Given instruction — Reproduce all of the data below without alteration; exclude every picture.

--- Start Input for this task ---

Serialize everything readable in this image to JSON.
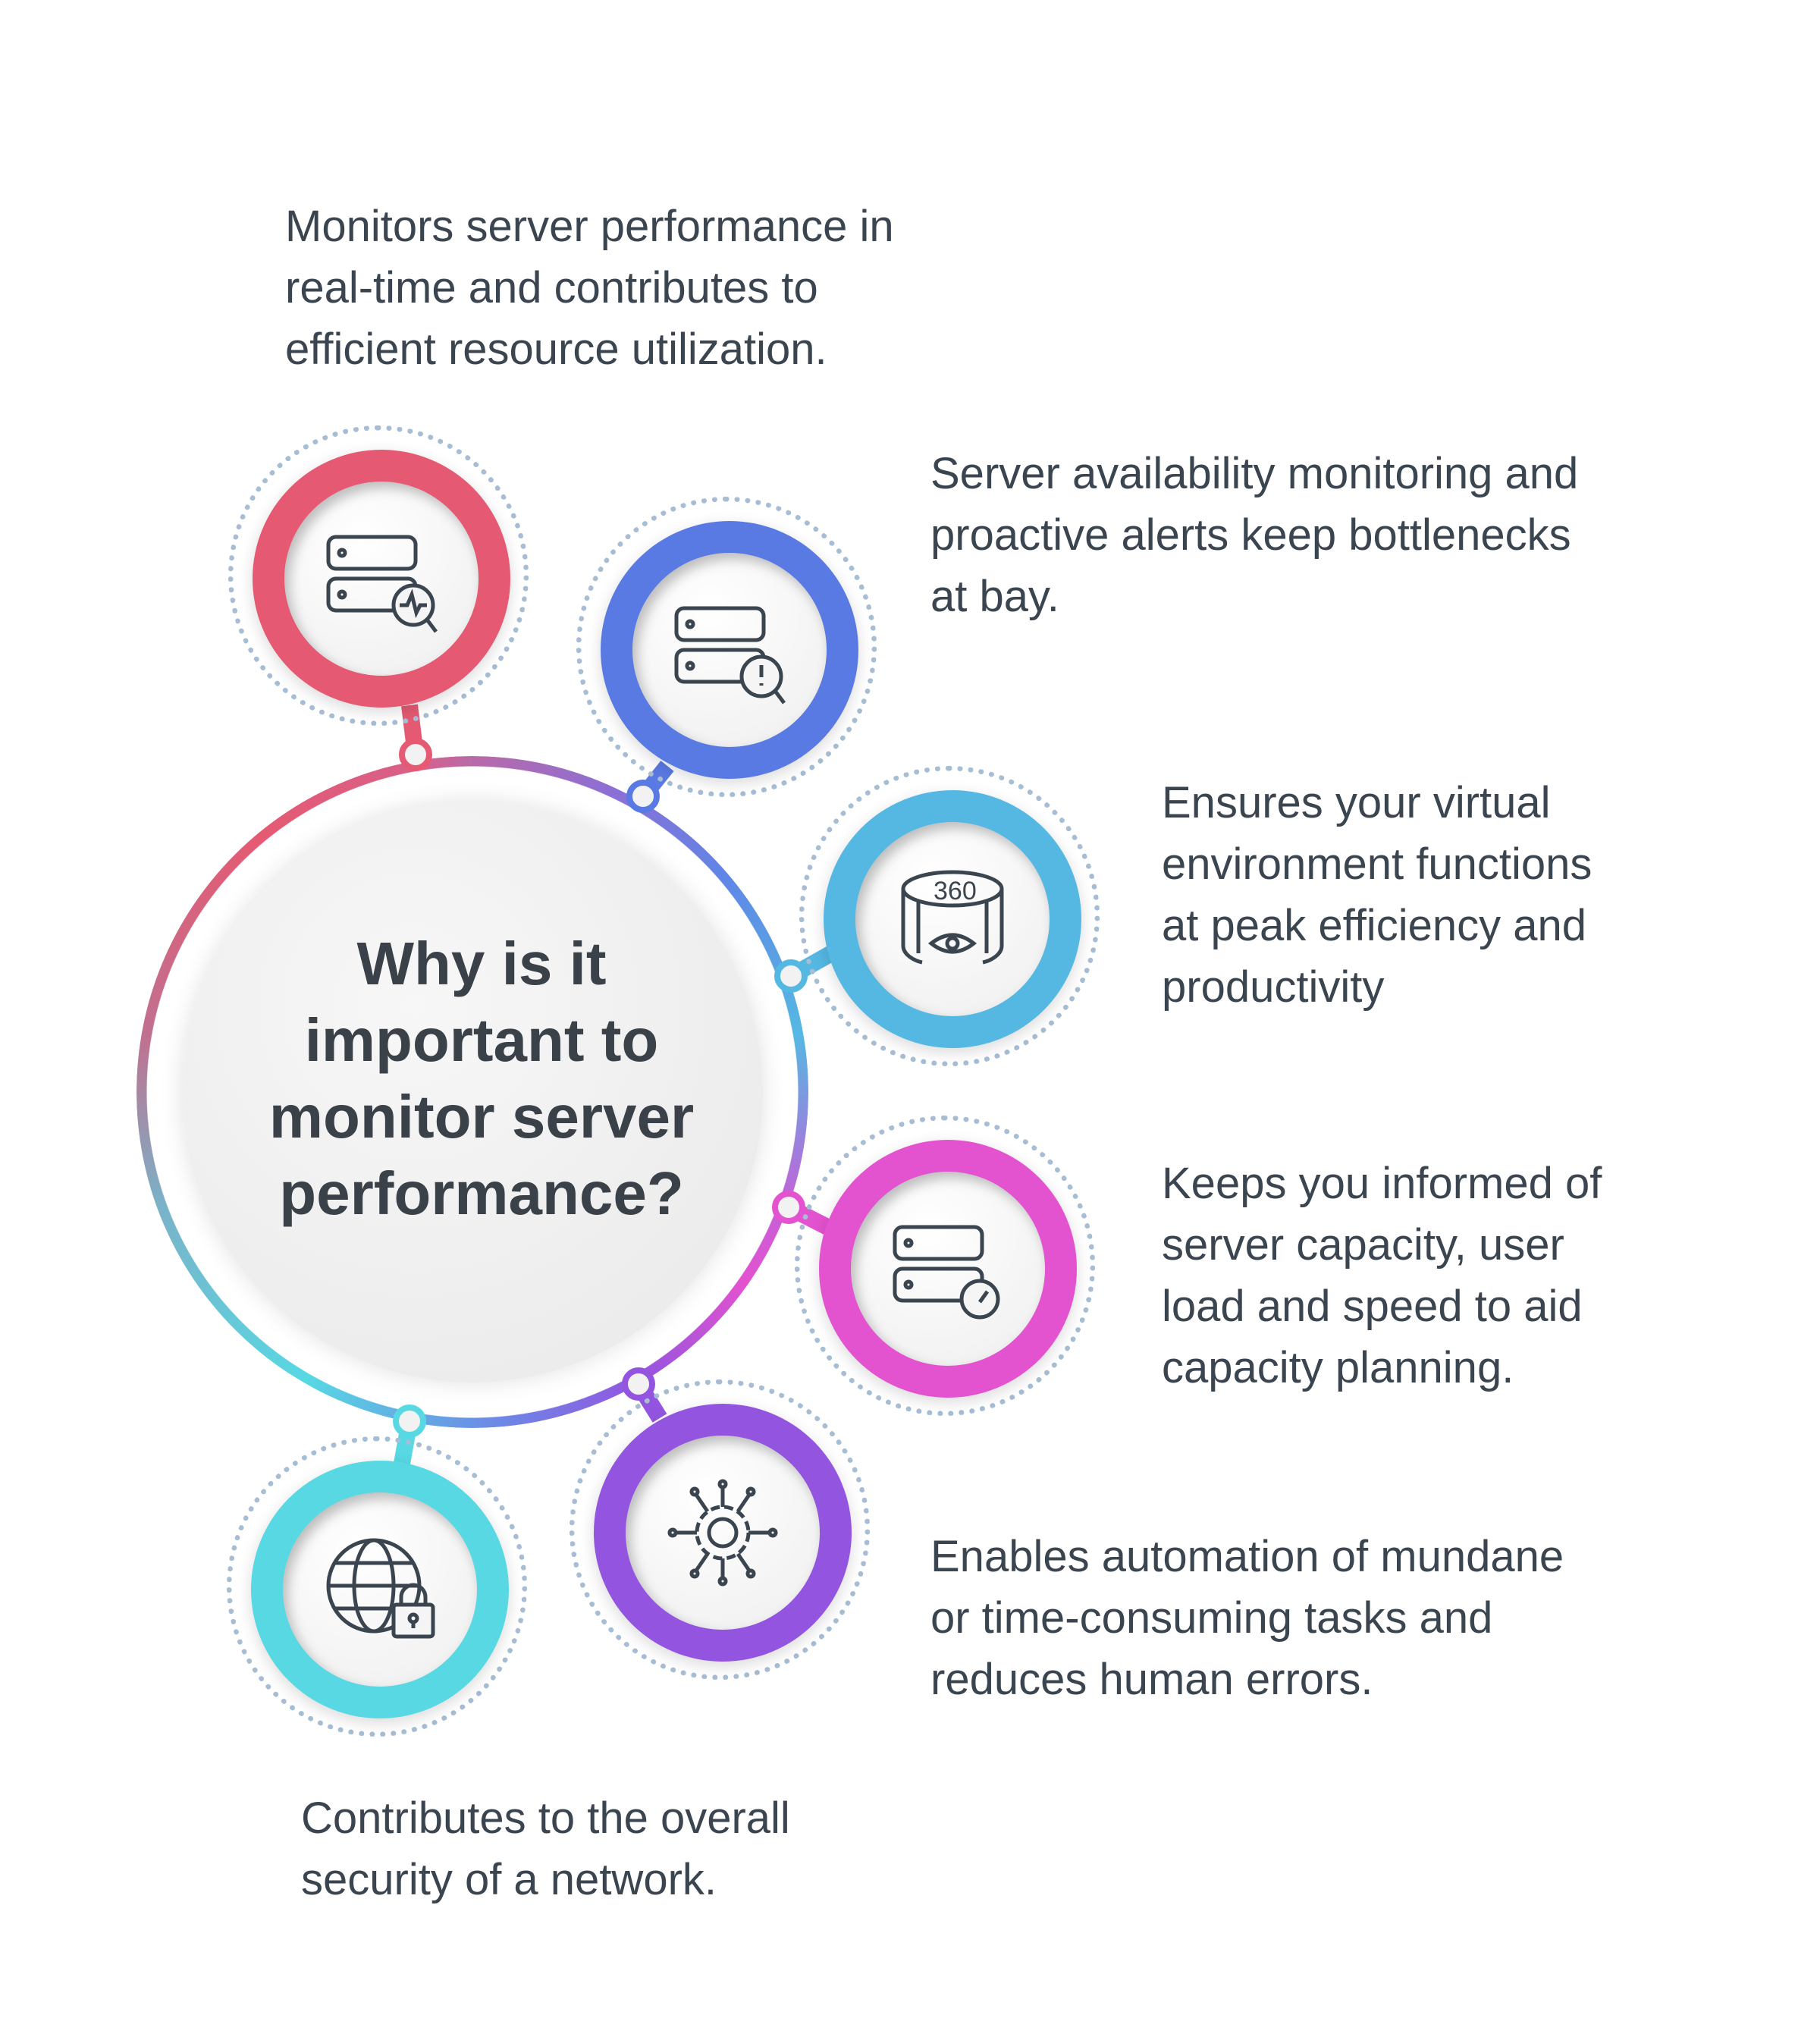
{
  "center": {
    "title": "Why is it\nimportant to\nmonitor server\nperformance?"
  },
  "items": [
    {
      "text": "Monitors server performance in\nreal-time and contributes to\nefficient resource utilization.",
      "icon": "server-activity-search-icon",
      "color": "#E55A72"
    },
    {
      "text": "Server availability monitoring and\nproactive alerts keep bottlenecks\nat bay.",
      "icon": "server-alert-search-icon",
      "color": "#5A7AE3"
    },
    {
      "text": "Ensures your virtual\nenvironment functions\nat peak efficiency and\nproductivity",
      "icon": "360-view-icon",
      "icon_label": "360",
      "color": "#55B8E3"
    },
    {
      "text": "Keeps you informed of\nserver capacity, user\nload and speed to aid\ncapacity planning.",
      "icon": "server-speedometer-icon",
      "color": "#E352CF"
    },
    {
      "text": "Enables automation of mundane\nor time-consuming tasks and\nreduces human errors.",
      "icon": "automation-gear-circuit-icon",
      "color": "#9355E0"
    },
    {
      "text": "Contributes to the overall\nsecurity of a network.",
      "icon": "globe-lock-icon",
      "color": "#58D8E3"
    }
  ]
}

--- End Input for this task ---

Complete answer —
Serialize everything readable in this image to JSON.
{
  "center": {
    "title": "Why is it\nimportant to\nmonitor server\nperformance?"
  },
  "items": [
    {
      "text": "Monitors server performance in\nreal-time and contributes to\nefficient resource utilization.",
      "icon": "server-activity-search-icon",
      "color": "#E55A72"
    },
    {
      "text": "Server availability monitoring and\nproactive alerts keep bottlenecks\nat bay.",
      "icon": "server-alert-search-icon",
      "color": "#5A7AE3"
    },
    {
      "text": "Ensures your virtual\nenvironment functions\nat peak efficiency and\nproductivity",
      "icon": "360-view-icon",
      "icon_label": "360",
      "color": "#55B8E3"
    },
    {
      "text": "Keeps you informed of\nserver capacity, user\nload and speed to aid\ncapacity planning.",
      "icon": "server-speedometer-icon",
      "color": "#E352CF"
    },
    {
      "text": "Enables automation of mundane\nor time-consuming tasks and\nreduces human errors.",
      "icon": "automation-gear-circuit-icon",
      "color": "#9355E0"
    },
    {
      "text": "Contributes to the overall\nsecurity of a network.",
      "icon": "globe-lock-icon",
      "color": "#58D8E3"
    }
  ]
}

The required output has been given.